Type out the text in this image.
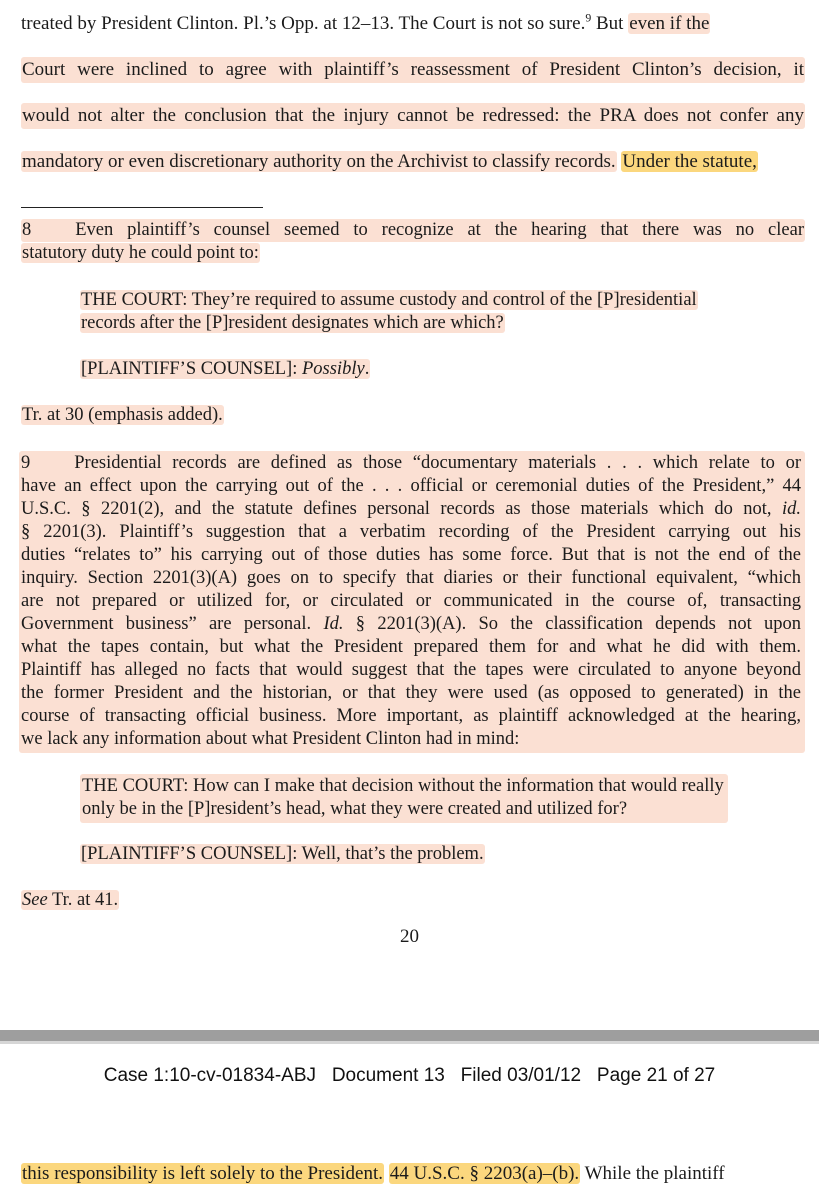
treated by President Clinton. Pl.’s Opp. at 12–13. The Court is not so sure.$^9$ But even if the
Court were inclined to agree with plaintiff’s reassessment of President Clinton’s decision, it
would not alter the conclusion that the injury cannot be redressed: the PRA does not confer any
mandatory or even discretionary authority on the Archivist to classify records. Under the statute,
8 Even plaintiff’s counsel seemed to recognize at the hearing that there was no clear
statutory duty he could point to:
THE COURT: They’re required to assume custody and control of the [P]residential
records after the [P]resident designates which are which?
[PLAINTIFF’S COUNSEL]: Possibly.
Tr. at 30 (emphasis added).
9 Presidential records are defined as those “documentary materials . . . which relate to or
have an effect upon the carrying out of the . . . official or ceremonial duties of the President,” 44
U.S.C. § 2201(2), and the statute defines personal records as those materials which do not, id.
§ 2201(3). Plaintiff’s suggestion that a verbatim recording of the President carrying out his
duties “relates to” his carrying out of those duties has some force. But that is not the end of the
inquiry. Section 2201(3)(A) goes on to specify that diaries or their functional equivalent, “which
are not prepared or utilized for, or circulated or communicated in the course of, transacting
Government business” are personal. Id. § 2201(3)(A). So the classification depends not upon
what the tapes contain, but what the President prepared them for and what he did with them.
Plaintiff has alleged no facts that would suggest that the tapes were circulated to anyone beyond
the former President and the historian, or that they were used (as opposed to generated) in the
course of transacting official business. More important, as plaintiff acknowledged at the hearing,
we lack any information about what President Clinton had in mind:
THE COURT: How can I make that decision without the information that would really
only be in the [P]resident’s head, what they were created and utilized for?
[PLAINTIFF’S COUNSEL]: Well, that’s the problem.
See Tr. at 41.
20
Case 1:10-cv-01834-ABJ   Document 13   Filed 03/01/12   Page 21 of 27
this responsibility is left solely to the President. 44 U.S.C. § 2203(a)–(b). While the plaintiff
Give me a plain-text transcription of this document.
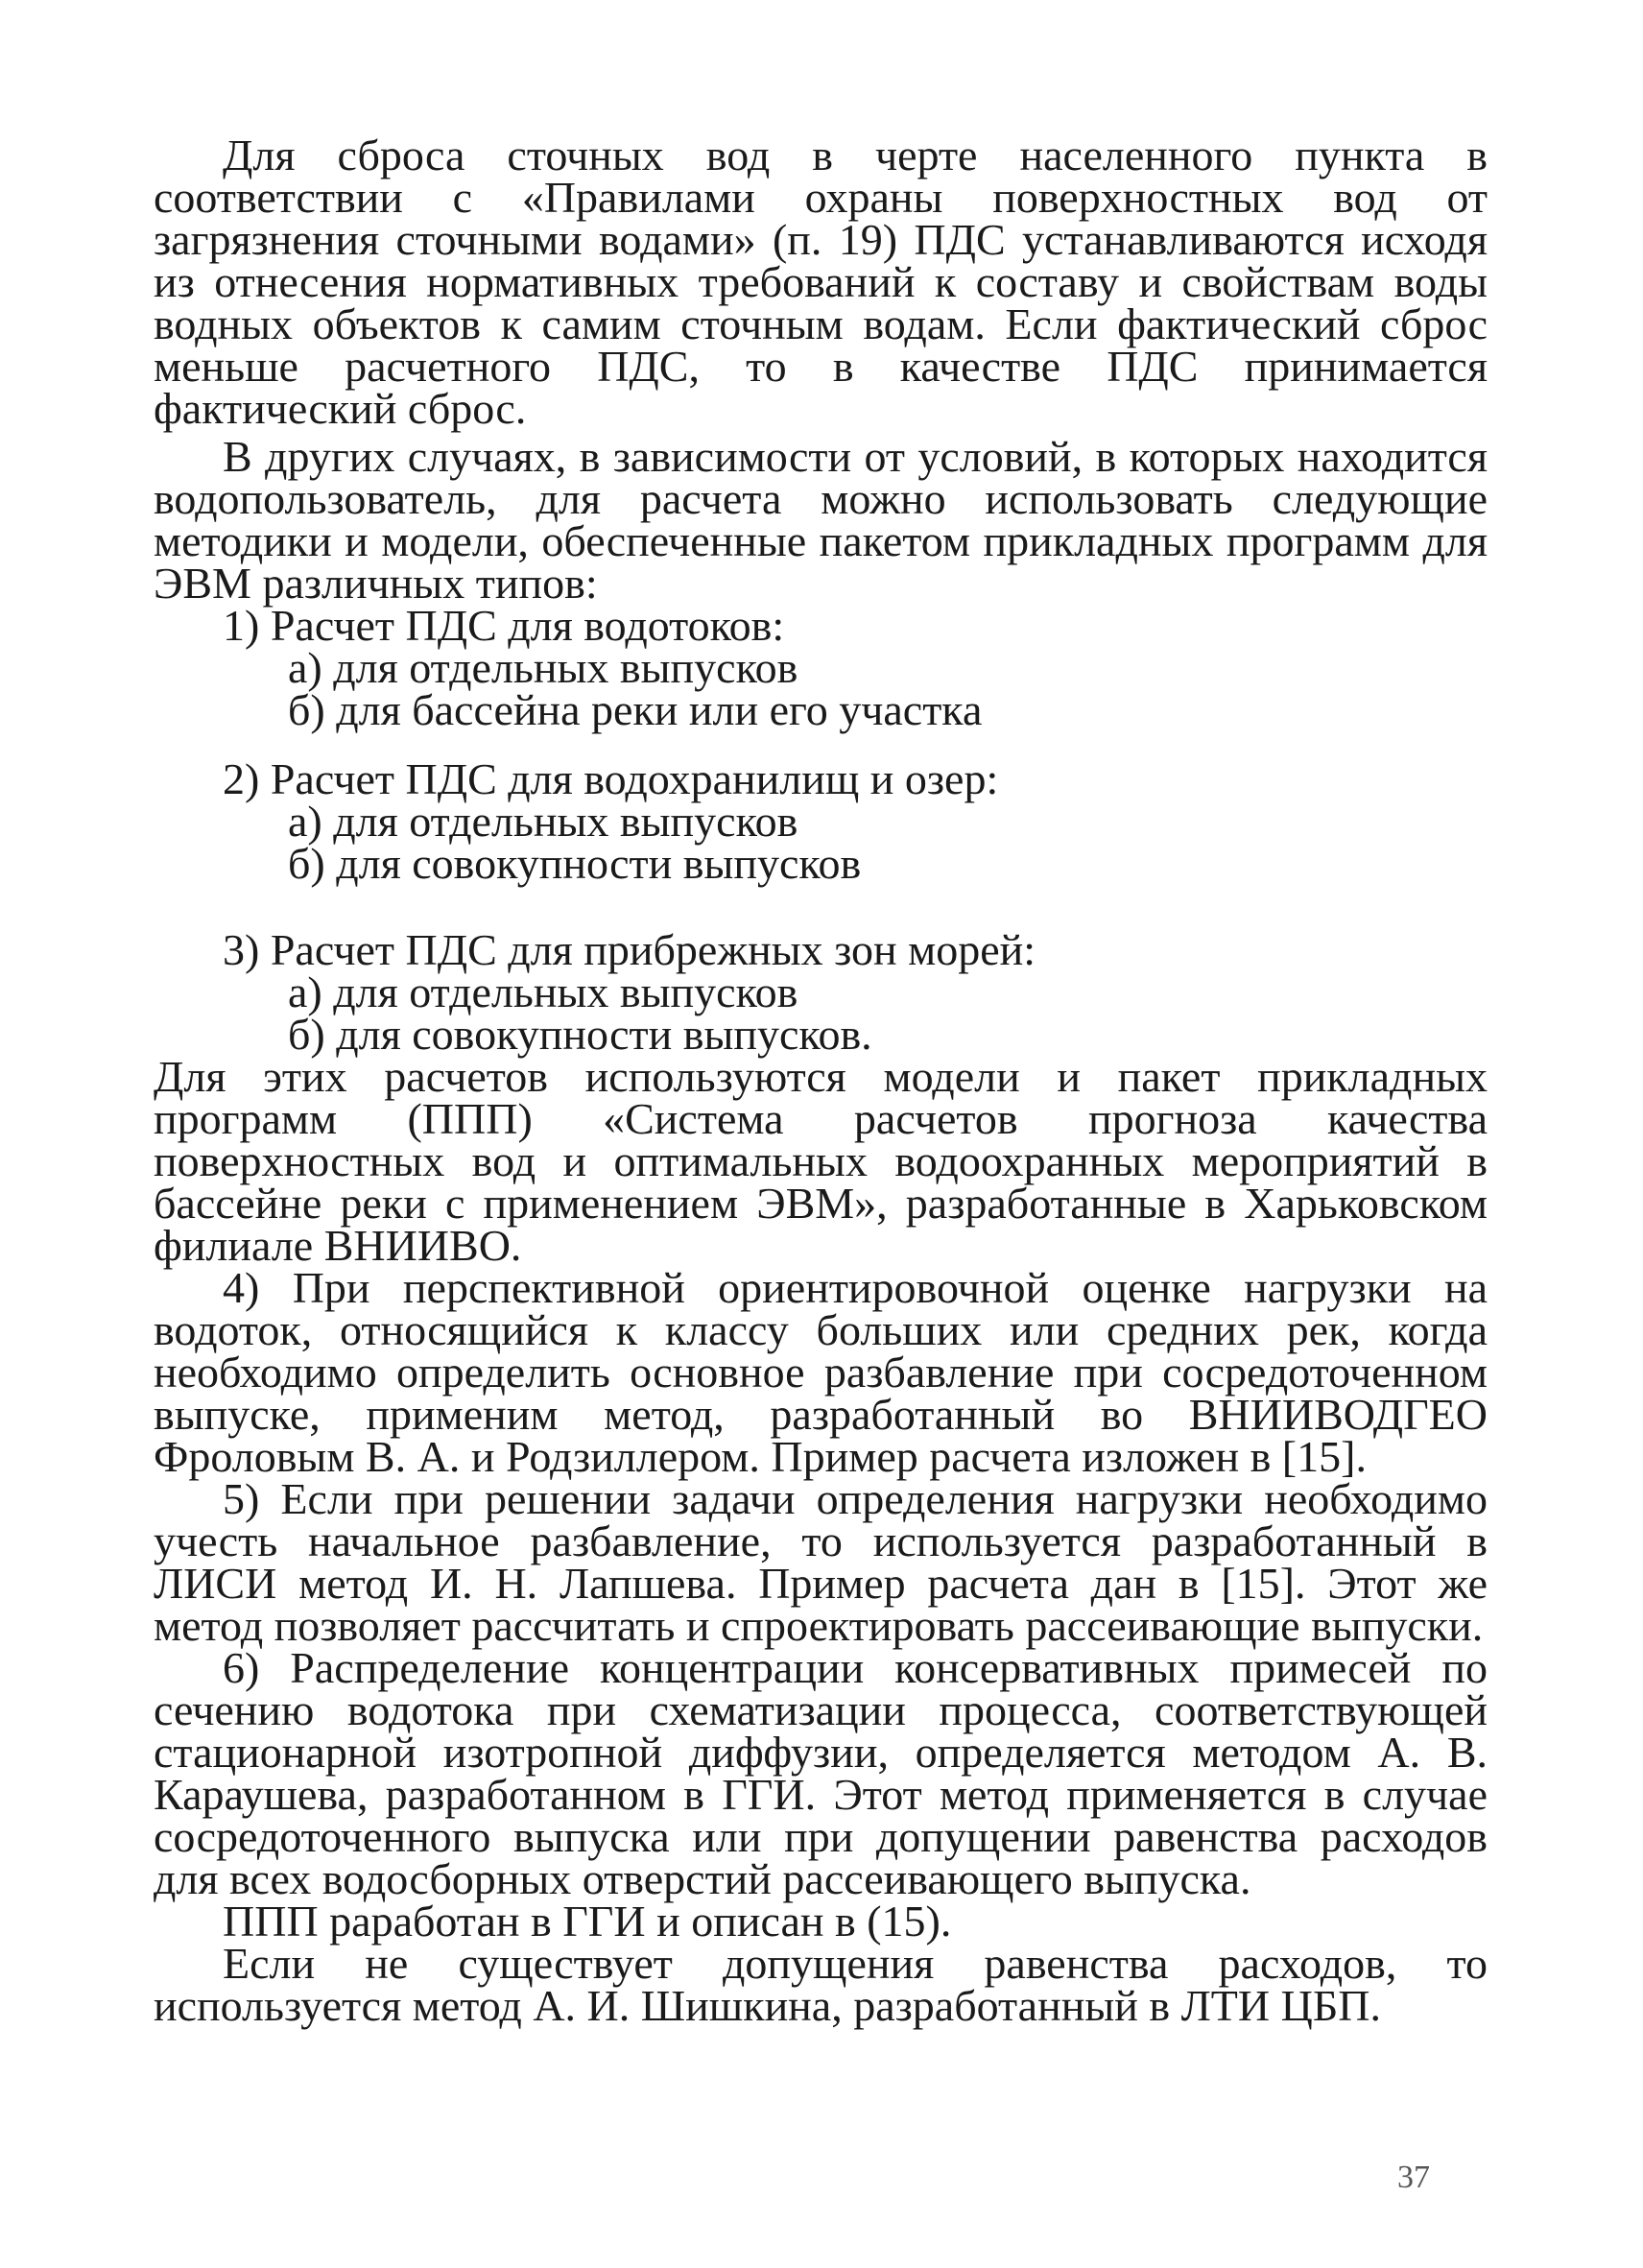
Для сброса сточных вод в черте населенного пункта в соответствии с «Правилами охраны поверхностных вод от загрязнения сточными водами» (п. 19) ПДС устанавливаются исходя из отнесения нормативных требований к составу и свойствам воды водных объектов к самим сточным водам. Если фактический сброс меньше расчетного ПДС, то в качестве ПДС принимается фактический сброс.

В других случаях, в зависимости от условий, в которых находится водопользователь, для расчета можно использовать следующие методики и модели, обеспеченные пакетом прикладных программ для ЭВМ различных типов:

1) Расчет ПДС для водотоков:

а) для отдельных выпусков

б) для бассейна реки или его участка

2) Расчет ПДС для водохранилищ и озер:

а) для отдельных выпусков

б) для совокупности выпусков

3) Расчет ПДС для прибрежных зон морей:

а) для отдельных выпусков

б) для совокупности выпусков.

Для этих расчетов используются модели и пакет прикладных программ (ППП) «Система расчетов прогноза качества поверхностных вод и оптимальных водоохранных мероприятий в бассейне реки с применением ЭВМ», разработанные в Харьковском филиале ВНИИВО.

4) При перспективной ориентировочной оценке нагрузки на водоток, относящийся к классу больших или средних рек, когда необходимо определить основное разбавление при сосредоточенном выпуске, применим метод, разработанный во ВНИИВОДГЕО Фроловым В. А. и Родзиллером. Пример расчета изложен в [15].

5) Если при решении задачи определения нагрузки необходимо учесть начальное разбавление, то используется разработанный в ЛИСИ метод И. Н. Лапшева. Пример расчета дан в [15]. Этот же метод позволяет рассчитать и спроектировать рассеивающие выпуски.

6) Распределение концентрации консервативных примесей по сечению водотока при схематизации процесса, соответствующей стационарной изотропной диффузии, определяется методом А. В. Караушева, разработанном в ГГИ. Этот метод применяется в случае сосредоточенного выпуска или при допущении равенства расходов для всех водосборных отверстий рассеивающего выпуска.

ППП раработан в ГГИ и описан в (15).

Если не существует допущения равенства расходов, то используется метод А. И. Шишкина, разработанный в ЛТИ ЦБП.

37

★ ★ ★ ★

• DIRECTIVE: Please transcribe the material above exactly as written. Leave the pictures out.

• FINAL ANSWER:
Type out the text in this image.
treated by President Clinton. Pl.’s Opp. at 12–13. The Court is not so sure.$^9$ But even if the
Court were inclined to agree with plaintiff’s reassessment of President Clinton’s decision, it
would not alter the conclusion that the injury cannot be redressed: the PRA does not confer any
mandatory or even discretionary authority on the Archivist to classify records. Under the statute,
8 Even plaintiff’s counsel seemed to recognize at the hearing that there was no clear
statutory duty he could point to:
THE COURT: They’re required to assume custody and control of the [P]residential
records after the [P]resident designates which are which?
[PLAINTIFF’S COUNSEL]: Possibly.
Tr. at 30 (emphasis added).
9 Presidential records are defined as those “documentary materials . . . which relate to or
have an effect upon the carrying out of the . . . official or ceremonial duties of the President,” 44
U.S.C. § 2201(2), and the statute defines personal records as those materials which do not, id.
§ 2201(3). Plaintiff’s suggestion that a verbatim recording of the President carrying out his
duties “relates to” his carrying out of those duties has some force. But that is not the end of the
inquiry. Section 2201(3)(A) goes on to specify that diaries or their functional equivalent, “which
are not prepared or utilized for, or circulated or communicated in the course of, transacting
Government business” are personal. Id. § 2201(3)(A). So the classification depends not upon
what the tapes contain, but what the President prepared them for and what he did with them.
Plaintiff has alleged no facts that would suggest that the tapes were circulated to anyone beyond
the former President and the historian, or that they were used (as opposed to generated) in the
course of transacting official business. More important, as plaintiff acknowledged at the hearing,
we lack any information about what President Clinton had in mind:
THE COURT: How can I make that decision without the information that would really
only be in the [P]resident’s head, what they were created and utilized for?
[PLAINTIFF’S COUNSEL]: Well, that’s the problem.
See Tr. at 41.
20
Case 1:10-cv-01834-ABJ   Document 13   Filed 03/01/12   Page 21 of 27
this responsibility is left solely to the President. 44 U.S.C. § 2203(a)–(b). While the plaintiff
Give me a plain-text transcription of this document.
Для сброса сточных вод в черте населенного пункта в соответствии с «Правилами охраны поверхностных вод от загрязнения сточными водами» (п. 19) ПДС устанавливаются исходя из отнесения нормативных требований к составу и свойствам воды водных объектов к самим сточным водам. Если фактический сброс меньше расчетного ПДС, то в качестве ПДС принимается фактический сброс.

В других случаях, в зависимости от условий, в которых находится водопользователь, для расчета можно использовать следующие методики и модели, обеспеченные пакетом прикладных программ для ЭВМ различных типов:

1) Расчет ПДС для водотоков:

а) для отдельных выпусков

б) для бассейна реки или его участка

2) Расчет ПДС для водохранилищ и озер:

а) для отдельных выпусков

б) для совокупности выпусков

3) Расчет ПДС для прибрежных зон морей:

а) для отдельных выпусков

б) для совокупности выпусков.

Для этих расчетов используются модели и пакет прикладных программ (ППП) «Система расчетов прогноза качества поверхностных вод и оптимальных водоохранных мероприятий в бассейне реки с применением ЭВМ», разработанные в Харьковском филиале ВНИИВО.

4) При перспективной ориентировочной оценке нагрузки на водоток, относящийся к классу больших или средних рек, когда необходимо определить основное разбавление при сосредоточенном выпуске, применим метод, разработанный во ВНИИВОДГЕО Фроловым В. А. и Родзиллером. Пример расчета изложен в [15].

5) Если при решении задачи определения нагрузки необходимо учесть начальное разбавление, то используется разработанный в ЛИСИ метод И. Н. Лапшева. Пример расчета дан в [15]. Этот же метод позволяет рассчитать и спроектировать рассеивающие выпуски.

6) Распределение концентрации консервативных примесей по сечению водотока при схематизации процесса, соответствующей стационарной изотропной диффузии, определяется методом А. В. Караушева, разработанном в ГГИ. Этот метод применяется в случае сосредоточенного выпуска или при допущении равенства расходов для всех водосборных отверстий рассеивающего выпуска.

ППП раработан в ГГИ и описан в (15).

Если не существует допущения равенства расходов, то используется метод А. И. Шишкина, разработанный в ЛТИ ЦБП.

37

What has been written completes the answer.